**Dataset records**
┄┄┄┄┄┄
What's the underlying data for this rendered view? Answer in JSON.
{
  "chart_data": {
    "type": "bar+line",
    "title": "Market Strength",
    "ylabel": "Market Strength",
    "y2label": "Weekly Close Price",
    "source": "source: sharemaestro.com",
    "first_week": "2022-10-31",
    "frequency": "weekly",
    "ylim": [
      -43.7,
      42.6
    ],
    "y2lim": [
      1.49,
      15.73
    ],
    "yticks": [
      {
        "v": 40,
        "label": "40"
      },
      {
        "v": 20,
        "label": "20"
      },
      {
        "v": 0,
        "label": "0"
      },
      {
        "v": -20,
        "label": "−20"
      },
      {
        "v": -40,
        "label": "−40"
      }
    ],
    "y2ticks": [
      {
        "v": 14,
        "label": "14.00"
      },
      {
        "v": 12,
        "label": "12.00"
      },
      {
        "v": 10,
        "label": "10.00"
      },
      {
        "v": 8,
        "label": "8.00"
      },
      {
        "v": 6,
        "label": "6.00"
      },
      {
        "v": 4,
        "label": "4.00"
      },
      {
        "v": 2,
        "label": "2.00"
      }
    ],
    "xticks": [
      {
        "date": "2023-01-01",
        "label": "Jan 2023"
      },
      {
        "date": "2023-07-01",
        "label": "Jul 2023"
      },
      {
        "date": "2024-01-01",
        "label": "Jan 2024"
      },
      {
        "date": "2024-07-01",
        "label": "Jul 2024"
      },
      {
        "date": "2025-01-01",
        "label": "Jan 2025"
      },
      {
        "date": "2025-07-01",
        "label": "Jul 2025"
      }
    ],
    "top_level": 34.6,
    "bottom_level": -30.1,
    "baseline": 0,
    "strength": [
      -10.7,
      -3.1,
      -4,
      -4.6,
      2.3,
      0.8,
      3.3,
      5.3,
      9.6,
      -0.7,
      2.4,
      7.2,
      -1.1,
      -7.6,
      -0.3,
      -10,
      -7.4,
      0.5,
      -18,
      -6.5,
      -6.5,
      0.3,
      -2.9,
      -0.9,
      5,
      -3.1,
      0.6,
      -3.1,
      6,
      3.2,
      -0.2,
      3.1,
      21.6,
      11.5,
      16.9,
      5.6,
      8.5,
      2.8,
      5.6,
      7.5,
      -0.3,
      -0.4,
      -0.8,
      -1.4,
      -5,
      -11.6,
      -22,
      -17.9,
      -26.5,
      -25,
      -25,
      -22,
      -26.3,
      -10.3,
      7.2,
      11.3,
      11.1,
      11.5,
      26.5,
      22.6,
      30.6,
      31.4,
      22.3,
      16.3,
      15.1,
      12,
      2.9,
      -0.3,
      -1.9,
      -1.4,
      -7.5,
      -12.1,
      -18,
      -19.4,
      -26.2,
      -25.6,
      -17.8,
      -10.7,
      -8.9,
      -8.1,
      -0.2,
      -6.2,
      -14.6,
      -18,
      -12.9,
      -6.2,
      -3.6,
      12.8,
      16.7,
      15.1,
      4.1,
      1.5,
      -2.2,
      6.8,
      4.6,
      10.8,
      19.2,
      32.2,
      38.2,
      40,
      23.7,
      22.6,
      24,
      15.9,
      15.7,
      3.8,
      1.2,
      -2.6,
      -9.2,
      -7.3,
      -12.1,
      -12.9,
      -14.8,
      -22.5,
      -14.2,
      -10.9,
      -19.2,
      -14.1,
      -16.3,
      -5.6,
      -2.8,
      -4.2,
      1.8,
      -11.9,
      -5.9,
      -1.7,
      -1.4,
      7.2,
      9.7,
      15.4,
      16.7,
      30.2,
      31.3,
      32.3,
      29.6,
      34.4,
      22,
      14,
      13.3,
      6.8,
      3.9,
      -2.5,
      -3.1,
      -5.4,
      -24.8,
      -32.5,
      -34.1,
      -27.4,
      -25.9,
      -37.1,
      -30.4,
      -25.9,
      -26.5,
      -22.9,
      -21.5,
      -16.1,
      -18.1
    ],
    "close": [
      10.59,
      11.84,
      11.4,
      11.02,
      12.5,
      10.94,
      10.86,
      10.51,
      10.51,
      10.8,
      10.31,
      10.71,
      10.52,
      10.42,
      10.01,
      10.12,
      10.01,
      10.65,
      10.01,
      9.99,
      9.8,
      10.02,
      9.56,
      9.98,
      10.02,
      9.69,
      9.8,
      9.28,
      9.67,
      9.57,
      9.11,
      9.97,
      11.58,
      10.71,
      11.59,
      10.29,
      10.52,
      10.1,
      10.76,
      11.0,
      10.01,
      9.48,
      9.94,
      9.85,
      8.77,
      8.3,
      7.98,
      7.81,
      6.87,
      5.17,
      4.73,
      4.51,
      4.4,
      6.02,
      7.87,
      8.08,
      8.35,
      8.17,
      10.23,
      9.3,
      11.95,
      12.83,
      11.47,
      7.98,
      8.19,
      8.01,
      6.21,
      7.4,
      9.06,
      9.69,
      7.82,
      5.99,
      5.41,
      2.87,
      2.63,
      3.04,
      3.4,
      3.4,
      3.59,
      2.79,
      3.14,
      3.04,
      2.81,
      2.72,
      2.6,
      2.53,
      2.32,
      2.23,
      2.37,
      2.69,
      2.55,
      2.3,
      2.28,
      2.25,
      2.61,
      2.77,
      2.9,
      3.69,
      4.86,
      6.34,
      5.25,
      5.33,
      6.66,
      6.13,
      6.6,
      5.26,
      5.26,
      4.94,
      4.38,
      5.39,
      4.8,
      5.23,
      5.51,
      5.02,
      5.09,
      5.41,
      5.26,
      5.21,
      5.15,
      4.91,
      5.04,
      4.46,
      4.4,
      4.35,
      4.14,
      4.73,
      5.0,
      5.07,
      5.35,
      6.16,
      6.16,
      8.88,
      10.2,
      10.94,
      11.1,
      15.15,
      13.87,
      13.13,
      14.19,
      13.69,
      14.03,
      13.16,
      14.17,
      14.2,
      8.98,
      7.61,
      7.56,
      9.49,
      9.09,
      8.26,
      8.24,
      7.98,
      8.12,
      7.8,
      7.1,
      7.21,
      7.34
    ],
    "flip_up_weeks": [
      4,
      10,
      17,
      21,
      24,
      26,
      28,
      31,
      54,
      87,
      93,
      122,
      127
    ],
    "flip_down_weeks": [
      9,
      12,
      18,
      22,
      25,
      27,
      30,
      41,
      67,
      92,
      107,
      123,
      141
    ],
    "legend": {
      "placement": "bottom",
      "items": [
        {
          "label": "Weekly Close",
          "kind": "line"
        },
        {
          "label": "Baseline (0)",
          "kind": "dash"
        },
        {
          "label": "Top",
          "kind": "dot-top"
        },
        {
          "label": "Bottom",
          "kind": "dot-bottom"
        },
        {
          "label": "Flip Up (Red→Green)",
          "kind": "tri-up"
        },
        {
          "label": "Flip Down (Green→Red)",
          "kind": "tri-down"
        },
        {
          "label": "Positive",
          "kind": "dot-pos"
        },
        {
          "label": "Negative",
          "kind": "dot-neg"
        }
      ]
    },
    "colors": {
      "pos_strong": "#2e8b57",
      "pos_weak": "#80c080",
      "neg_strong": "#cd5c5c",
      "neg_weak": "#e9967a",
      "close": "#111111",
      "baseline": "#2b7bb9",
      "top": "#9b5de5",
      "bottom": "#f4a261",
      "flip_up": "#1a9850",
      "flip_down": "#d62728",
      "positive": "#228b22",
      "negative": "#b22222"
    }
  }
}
┄┄┄┄┄┄
**Problem statement**
Copy out the data shown above without altering anything.

**Output**
What's the underlying data for this rendered view? Answer in JSON.
{
  "chart_data": {
    "type": "bar+line",
    "title": "Market Strength",
    "ylabel": "Market Strength",
    "y2label": "Weekly Close Price",
    "source": "source: sharemaestro.com",
    "first_week": "2022-10-31",
    "frequency": "weekly",
    "ylim": [
      -43.7,
      42.6
    ],
    "y2lim": [
      1.49,
      15.73
    ],
    "yticks": [
      {
        "v": 40,
        "label": "40"
      },
      {
        "v": 20,
        "label": "20"
      },
      {
        "v": 0,
        "label": "0"
      },
      {
        "v": -20,
        "label": "−20"
      },
      {
        "v": -40,
        "label": "−40"
      }
    ],
    "y2ticks": [
      {
        "v": 14,
        "label": "14.00"
      },
      {
        "v": 12,
        "label": "12.00"
      },
      {
        "v": 10,
        "label": "10.00"
      },
      {
        "v": 8,
        "label": "8.00"
      },
      {
        "v": 6,
        "label": "6.00"
      },
      {
        "v": 4,
        "label": "4.00"
      },
      {
        "v": 2,
        "label": "2.00"
      }
    ],
    "xticks": [
      {
        "date": "2023-01-01",
        "label": "Jan 2023"
      },
      {
        "date": "2023-07-01",
        "label": "Jul 2023"
      },
      {
        "date": "2024-01-01",
        "label": "Jan 2024"
      },
      {
        "date": "2024-07-01",
        "label": "Jul 2024"
      },
      {
        "date": "2025-01-01",
        "label": "Jan 2025"
      },
      {
        "date": "2025-07-01",
        "label": "Jul 2025"
      }
    ],
    "top_level": 34.6,
    "bottom_level": -30.1,
    "baseline": 0,
    "strength": [
      -10.7,
      -3.1,
      -4,
      -4.6,
      2.3,
      0.8,
      3.3,
      5.3,
      9.6,
      -0.7,
      2.4,
      7.2,
      -1.1,
      -7.6,
      -0.3,
      -10,
      -7.4,
      0.5,
      -18,
      -6.5,
      -6.5,
      0.3,
      -2.9,
      -0.9,
      5,
      -3.1,
      0.6,
      -3.1,
      6,
      3.2,
      -0.2,
      3.1,
      21.6,
      11.5,
      16.9,
      5.6,
      8.5,
      2.8,
      5.6,
      7.5,
      -0.3,
      -0.4,
      -0.8,
      -1.4,
      -5,
      -11.6,
      -22,
      -17.9,
      -26.5,
      -25,
      -25,
      -22,
      -26.3,
      -10.3,
      7.2,
      11.3,
      11.1,
      11.5,
      26.5,
      22.6,
      30.6,
      31.4,
      22.3,
      16.3,
      15.1,
      12,
      2.9,
      -0.3,
      -1.9,
      -1.4,
      -7.5,
      -12.1,
      -18,
      -19.4,
      -26.2,
      -25.6,
      -17.8,
      -10.7,
      -8.9,
      -8.1,
      -0.2,
      -6.2,
      -14.6,
      -18,
      -12.9,
      -6.2,
      -3.6,
      12.8,
      16.7,
      15.1,
      4.1,
      1.5,
      -2.2,
      6.8,
      4.6,
      10.8,
      19.2,
      32.2,
      38.2,
      40,
      23.7,
      22.6,
      24,
      15.9,
      15.7,
      3.8,
      1.2,
      -2.6,
      -9.2,
      -7.3,
      -12.1,
      -12.9,
      -14.8,
      -22.5,
      -14.2,
      -10.9,
      -19.2,
      -14.1,
      -16.3,
      -5.6,
      -2.8,
      -4.2,
      1.8,
      -11.9,
      -5.9,
      -1.7,
      -1.4,
      7.2,
      9.7,
      15.4,
      16.7,
      30.2,
      31.3,
      32.3,
      29.6,
      34.4,
      22,
      14,
      13.3,
      6.8,
      3.9,
      -2.5,
      -3.1,
      -5.4,
      -24.8,
      -32.5,
      -34.1,
      -27.4,
      -25.9,
      -37.1,
      -30.4,
      -25.9,
      -26.5,
      -22.9,
      -21.5,
      -16.1,
      -18.1
    ],
    "close": [
      10.59,
      11.84,
      11.4,
      11.02,
      12.5,
      10.94,
      10.86,
      10.51,
      10.51,
      10.8,
      10.31,
      10.71,
      10.52,
      10.42,
      10.01,
      10.12,
      10.01,
      10.65,
      10.01,
      9.99,
      9.8,
      10.02,
      9.56,
      9.98,
      10.02,
      9.69,
      9.8,
      9.28,
      9.67,
      9.57,
      9.11,
      9.97,
      11.58,
      10.71,
      11.59,
      10.29,
      10.52,
      10.1,
      10.76,
      11.0,
      10.01,
      9.48,
      9.94,
      9.85,
      8.77,
      8.3,
      7.98,
      7.81,
      6.87,
      5.17,
      4.73,
      4.51,
      4.4,
      6.02,
      7.87,
      8.08,
      8.35,
      8.17,
      10.23,
      9.3,
      11.95,
      12.83,
      11.47,
      7.98,
      8.19,
      8.01,
      6.21,
      7.4,
      9.06,
      9.69,
      7.82,
      5.99,
      5.41,
      2.87,
      2.63,
      3.04,
      3.4,
      3.4,
      3.59,
      2.79,
      3.14,
      3.04,
      2.81,
      2.72,
      2.6,
      2.53,
      2.32,
      2.23,
      2.37,
      2.69,
      2.55,
      2.3,
      2.28,
      2.25,
      2.61,
      2.77,
      2.9,
      3.69,
      4.86,
      6.34,
      5.25,
      5.33,
      6.66,
      6.13,
      6.6,
      5.26,
      5.26,
      4.94,
      4.38,
      5.39,
      4.8,
      5.23,
      5.51,
      5.02,
      5.09,
      5.41,
      5.26,
      5.21,
      5.15,
      4.91,
      5.04,
      4.46,
      4.4,
      4.35,
      4.14,
      4.73,
      5.0,
      5.07,
      5.35,
      6.16,
      6.16,
      8.88,
      10.2,
      10.94,
      11.1,
      15.15,
      13.87,
      13.13,
      14.19,
      13.69,
      14.03,
      13.16,
      14.17,
      14.2,
      8.98,
      7.61,
      7.56,
      9.49,
      9.09,
      8.26,
      8.24,
      7.98,
      8.12,
      7.8,
      7.1,
      7.21,
      7.34
    ],
    "flip_up_weeks": [
      4,
      10,
      17,
      21,
      24,
      26,
      28,
      31,
      54,
      87,
      93,
      122,
      127
    ],
    "flip_down_weeks": [
      9,
      12,
      18,
      22,
      25,
      27,
      30,
      41,
      67,
      92,
      107,
      123,
      141
    ],
    "legend": {
      "placement": "bottom",
      "items": [
        {
          "label": "Weekly Close",
          "kind": "line"
        },
        {
          "label": "Baseline (0)",
          "kind": "dash"
        },
        {
          "label": "Top",
          "kind": "dot-top"
        },
        {
          "label": "Bottom",
          "kind": "dot-bottom"
        },
        {
          "label": "Flip Up (Red→Green)",
          "kind": "tri-up"
        },
        {
          "label": "Flip Down (Green→Red)",
          "kind": "tri-down"
        },
        {
          "label": "Positive",
          "kind": "dot-pos"
        },
        {
          "label": "Negative",
          "kind": "dot-neg"
        }
      ]
    },
    "colors": {
      "pos_strong": "#2e8b57",
      "pos_weak": "#80c080",
      "neg_strong": "#cd5c5c",
      "neg_weak": "#e9967a",
      "close": "#111111",
      "baseline": "#2b7bb9",
      "top": "#9b5de5",
      "bottom": "#f4a261",
      "flip_up": "#1a9850",
      "flip_down": "#d62728",
      "positive": "#228b22",
      "negative": "#b22222"
    }
  }
}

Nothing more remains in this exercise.